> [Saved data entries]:
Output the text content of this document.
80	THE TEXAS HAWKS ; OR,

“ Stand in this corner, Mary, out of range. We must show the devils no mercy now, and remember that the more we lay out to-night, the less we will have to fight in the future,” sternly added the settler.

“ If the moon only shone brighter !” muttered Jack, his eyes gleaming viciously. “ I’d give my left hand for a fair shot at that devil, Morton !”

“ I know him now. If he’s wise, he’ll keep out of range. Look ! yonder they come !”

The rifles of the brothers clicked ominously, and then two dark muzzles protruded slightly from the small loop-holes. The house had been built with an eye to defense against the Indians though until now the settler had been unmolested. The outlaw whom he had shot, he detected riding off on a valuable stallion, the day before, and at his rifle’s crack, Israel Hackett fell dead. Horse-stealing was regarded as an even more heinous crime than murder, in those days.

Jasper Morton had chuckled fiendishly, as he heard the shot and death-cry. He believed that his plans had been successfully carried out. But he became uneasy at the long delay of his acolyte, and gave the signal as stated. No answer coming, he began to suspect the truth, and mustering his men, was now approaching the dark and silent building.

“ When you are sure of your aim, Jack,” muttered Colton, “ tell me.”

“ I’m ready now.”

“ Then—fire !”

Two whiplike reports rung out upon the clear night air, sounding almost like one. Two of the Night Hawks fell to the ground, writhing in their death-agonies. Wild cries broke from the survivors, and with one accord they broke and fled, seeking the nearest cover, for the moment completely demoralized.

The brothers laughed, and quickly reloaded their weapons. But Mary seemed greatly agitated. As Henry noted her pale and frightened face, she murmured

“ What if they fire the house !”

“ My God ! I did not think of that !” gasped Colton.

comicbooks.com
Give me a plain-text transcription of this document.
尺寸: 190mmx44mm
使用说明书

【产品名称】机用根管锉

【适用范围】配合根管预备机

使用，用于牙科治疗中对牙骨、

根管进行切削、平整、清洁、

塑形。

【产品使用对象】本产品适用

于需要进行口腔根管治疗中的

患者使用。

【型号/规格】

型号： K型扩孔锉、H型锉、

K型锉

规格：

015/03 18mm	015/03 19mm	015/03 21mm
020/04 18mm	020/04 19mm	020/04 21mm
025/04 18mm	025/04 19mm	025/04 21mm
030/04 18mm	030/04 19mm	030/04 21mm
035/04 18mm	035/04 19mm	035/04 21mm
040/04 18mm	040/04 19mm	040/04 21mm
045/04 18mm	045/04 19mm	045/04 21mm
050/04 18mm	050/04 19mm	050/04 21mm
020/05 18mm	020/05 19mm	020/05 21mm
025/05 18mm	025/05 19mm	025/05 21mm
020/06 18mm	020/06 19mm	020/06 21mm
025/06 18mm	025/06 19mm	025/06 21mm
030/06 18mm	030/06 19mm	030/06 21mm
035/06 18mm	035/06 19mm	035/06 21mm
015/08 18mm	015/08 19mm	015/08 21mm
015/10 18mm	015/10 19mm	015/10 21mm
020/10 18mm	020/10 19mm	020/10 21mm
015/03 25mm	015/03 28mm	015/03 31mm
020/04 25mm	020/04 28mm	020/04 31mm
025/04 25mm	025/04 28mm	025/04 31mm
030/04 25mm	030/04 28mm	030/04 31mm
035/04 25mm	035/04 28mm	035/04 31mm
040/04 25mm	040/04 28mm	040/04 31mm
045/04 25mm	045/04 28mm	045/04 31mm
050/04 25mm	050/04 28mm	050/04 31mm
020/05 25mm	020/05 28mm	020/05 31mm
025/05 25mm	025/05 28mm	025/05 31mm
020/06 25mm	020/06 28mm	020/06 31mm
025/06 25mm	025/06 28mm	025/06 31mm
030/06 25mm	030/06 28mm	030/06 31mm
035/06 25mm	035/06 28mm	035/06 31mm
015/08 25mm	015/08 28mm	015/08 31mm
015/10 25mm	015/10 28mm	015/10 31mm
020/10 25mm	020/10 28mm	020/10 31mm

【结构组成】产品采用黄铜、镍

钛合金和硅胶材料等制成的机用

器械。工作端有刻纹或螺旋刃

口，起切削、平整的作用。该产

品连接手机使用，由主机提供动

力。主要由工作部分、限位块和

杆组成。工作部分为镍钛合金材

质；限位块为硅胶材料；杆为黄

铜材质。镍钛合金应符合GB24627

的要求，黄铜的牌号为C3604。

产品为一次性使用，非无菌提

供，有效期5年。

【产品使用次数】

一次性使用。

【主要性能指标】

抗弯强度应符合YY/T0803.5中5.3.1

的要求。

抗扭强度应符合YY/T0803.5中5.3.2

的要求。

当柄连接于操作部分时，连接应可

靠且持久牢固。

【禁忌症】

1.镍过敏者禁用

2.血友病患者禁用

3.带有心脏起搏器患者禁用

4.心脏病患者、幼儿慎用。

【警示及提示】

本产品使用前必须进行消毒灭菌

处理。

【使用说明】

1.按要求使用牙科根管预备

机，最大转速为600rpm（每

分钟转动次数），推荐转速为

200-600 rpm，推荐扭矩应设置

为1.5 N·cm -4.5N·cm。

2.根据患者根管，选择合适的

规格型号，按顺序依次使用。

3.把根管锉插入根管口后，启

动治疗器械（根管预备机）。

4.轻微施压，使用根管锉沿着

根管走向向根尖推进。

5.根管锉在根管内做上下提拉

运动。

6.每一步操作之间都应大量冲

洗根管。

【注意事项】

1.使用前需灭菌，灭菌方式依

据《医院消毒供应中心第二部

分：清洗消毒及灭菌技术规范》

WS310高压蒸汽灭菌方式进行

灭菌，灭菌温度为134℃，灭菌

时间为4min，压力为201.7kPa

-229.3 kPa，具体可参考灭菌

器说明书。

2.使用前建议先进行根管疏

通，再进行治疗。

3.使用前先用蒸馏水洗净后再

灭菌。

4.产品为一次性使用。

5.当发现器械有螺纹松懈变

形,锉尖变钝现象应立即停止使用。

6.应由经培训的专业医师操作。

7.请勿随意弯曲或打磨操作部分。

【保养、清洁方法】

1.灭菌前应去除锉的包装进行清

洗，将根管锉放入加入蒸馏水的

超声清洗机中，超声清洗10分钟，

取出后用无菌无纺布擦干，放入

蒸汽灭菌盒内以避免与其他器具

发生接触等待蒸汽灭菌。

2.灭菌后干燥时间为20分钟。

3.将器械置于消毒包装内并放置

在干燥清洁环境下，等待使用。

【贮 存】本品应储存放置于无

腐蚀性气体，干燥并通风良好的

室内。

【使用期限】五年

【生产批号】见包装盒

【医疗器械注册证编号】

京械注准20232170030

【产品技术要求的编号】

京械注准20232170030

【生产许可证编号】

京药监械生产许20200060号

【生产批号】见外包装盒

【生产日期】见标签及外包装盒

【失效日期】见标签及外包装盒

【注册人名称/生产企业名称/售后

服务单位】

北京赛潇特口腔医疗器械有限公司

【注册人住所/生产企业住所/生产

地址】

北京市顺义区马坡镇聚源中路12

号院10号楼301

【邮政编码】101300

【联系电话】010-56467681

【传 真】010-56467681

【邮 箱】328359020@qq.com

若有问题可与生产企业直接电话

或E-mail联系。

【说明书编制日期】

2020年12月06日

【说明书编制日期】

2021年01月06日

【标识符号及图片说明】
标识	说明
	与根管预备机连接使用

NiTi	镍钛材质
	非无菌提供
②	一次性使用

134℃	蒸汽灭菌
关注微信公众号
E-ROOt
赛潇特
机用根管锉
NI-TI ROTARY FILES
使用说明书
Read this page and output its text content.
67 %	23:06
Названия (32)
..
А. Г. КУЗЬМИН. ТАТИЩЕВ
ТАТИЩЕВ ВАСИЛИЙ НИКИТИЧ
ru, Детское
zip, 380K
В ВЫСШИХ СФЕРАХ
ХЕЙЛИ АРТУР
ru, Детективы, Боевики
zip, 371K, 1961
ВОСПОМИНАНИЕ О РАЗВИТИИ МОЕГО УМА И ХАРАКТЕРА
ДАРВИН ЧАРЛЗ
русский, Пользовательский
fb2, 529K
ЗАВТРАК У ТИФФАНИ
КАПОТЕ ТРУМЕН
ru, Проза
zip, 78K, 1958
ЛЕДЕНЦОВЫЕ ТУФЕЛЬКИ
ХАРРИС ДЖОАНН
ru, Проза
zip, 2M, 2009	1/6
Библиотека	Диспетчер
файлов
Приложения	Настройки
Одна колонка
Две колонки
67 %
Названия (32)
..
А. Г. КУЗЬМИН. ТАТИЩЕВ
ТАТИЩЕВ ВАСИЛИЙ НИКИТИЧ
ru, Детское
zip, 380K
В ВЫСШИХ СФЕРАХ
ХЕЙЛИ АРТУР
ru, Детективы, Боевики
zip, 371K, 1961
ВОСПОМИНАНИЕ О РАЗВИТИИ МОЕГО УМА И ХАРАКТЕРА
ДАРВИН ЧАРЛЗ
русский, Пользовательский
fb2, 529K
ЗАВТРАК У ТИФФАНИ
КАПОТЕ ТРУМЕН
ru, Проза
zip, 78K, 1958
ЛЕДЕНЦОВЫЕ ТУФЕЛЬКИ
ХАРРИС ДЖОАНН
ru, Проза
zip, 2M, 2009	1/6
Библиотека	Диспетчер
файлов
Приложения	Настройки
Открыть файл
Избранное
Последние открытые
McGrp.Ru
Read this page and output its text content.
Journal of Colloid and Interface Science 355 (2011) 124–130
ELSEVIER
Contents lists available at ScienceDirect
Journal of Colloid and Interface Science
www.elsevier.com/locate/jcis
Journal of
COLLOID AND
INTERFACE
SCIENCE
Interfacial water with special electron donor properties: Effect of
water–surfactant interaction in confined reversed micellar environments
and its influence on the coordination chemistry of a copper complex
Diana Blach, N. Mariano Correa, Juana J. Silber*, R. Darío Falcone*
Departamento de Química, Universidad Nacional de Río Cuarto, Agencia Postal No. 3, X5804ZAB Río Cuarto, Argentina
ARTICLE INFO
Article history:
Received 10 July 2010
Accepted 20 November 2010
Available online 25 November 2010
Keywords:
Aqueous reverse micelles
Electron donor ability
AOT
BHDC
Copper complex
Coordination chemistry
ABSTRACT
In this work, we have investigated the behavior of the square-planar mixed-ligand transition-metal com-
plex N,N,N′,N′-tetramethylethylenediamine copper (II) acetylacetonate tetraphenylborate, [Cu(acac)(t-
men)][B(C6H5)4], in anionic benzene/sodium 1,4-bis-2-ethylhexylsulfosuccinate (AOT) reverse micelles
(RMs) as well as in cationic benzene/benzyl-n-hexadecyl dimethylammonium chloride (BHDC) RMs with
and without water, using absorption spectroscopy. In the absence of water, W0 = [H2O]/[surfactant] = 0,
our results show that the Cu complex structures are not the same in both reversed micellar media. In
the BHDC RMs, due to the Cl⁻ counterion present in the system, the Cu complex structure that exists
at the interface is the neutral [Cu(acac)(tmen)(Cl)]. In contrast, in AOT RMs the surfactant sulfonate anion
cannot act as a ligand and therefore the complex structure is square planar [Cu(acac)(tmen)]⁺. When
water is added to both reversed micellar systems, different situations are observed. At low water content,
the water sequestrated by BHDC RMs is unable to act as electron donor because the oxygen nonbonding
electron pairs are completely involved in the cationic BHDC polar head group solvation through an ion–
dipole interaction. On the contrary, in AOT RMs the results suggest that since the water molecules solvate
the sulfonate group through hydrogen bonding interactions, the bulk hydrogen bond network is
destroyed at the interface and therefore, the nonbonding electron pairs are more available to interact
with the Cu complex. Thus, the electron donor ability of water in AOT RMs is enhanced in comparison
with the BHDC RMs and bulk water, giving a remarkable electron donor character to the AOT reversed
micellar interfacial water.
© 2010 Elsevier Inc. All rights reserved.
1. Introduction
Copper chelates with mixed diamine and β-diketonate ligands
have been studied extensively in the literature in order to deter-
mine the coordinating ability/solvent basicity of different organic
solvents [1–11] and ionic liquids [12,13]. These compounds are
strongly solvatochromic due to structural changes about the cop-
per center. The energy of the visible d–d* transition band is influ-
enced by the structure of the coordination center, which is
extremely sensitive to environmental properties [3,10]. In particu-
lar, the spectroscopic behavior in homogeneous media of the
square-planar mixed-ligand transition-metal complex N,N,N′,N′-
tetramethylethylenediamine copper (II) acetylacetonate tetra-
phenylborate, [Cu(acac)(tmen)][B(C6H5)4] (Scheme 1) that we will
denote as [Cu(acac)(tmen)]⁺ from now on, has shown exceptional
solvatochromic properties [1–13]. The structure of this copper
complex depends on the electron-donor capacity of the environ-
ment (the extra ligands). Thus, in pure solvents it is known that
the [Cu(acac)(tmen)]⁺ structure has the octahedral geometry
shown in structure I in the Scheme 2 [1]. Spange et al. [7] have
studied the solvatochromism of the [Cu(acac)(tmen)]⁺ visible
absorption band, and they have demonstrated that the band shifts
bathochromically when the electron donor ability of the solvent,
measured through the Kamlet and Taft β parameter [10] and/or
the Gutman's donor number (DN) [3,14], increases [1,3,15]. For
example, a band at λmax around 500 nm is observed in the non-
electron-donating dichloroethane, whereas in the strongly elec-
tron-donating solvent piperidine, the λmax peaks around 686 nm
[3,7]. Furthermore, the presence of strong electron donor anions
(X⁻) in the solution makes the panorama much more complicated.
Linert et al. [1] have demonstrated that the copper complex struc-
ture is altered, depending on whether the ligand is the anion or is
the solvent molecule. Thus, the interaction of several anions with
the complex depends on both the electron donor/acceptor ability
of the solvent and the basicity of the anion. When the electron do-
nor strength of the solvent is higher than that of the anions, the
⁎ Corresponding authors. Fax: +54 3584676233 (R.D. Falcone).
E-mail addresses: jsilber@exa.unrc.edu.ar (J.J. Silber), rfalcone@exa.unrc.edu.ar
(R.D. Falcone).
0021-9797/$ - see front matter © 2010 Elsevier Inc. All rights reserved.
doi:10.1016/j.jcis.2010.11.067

> [Set exercise]:
Collect the lines of the data that carry the word "demonstrated".

> [Output for this task]:
absorption band, and they have demonstrated that the band shifts
Linert et al. [1] have demonstrated that the copper complex struc-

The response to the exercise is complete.